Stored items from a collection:
──────────
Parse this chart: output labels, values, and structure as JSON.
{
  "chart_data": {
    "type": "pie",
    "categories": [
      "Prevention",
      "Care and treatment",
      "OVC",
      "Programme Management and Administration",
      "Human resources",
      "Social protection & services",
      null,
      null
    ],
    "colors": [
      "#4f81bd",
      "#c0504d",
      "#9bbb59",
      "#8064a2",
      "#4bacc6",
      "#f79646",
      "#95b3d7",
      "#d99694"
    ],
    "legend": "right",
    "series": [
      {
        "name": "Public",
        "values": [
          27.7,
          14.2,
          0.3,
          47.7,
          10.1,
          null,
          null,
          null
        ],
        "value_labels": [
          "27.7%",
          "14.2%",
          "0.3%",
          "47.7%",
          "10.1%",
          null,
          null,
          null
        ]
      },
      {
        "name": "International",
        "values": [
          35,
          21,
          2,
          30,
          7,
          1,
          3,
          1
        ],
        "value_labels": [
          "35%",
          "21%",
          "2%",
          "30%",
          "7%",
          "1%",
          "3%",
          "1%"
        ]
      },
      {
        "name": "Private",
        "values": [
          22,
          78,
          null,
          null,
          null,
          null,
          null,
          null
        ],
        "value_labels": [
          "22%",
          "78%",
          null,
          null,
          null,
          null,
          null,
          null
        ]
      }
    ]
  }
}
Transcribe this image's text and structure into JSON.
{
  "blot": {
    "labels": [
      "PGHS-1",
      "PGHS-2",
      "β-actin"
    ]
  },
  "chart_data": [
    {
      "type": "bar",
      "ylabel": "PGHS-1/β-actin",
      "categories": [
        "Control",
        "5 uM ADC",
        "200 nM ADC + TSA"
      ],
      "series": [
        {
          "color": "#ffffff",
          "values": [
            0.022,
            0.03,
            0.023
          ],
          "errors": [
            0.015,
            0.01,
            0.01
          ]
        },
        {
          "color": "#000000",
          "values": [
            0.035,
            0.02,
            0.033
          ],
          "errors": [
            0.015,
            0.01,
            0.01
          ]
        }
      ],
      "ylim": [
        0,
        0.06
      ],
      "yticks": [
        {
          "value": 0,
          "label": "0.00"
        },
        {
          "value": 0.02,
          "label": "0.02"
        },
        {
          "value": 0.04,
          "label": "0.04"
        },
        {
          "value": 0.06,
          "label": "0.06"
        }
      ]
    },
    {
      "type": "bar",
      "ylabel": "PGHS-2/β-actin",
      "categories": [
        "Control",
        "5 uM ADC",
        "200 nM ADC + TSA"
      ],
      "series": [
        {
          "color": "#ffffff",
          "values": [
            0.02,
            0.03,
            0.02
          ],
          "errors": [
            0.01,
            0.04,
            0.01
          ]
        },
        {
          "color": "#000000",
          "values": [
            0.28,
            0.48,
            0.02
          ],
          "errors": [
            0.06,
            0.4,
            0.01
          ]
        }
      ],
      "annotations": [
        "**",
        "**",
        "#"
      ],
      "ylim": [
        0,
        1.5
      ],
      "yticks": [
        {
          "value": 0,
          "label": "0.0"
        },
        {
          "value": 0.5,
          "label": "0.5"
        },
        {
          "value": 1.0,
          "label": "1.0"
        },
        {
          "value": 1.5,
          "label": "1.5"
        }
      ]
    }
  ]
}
──────────
▶ [What to produce]
Copy out every line holding the string "structure".

▶ [Result of this task]
Parse this chart: output labels, values, and structure as JSON.
Transcribe this image's text and structure into JSON.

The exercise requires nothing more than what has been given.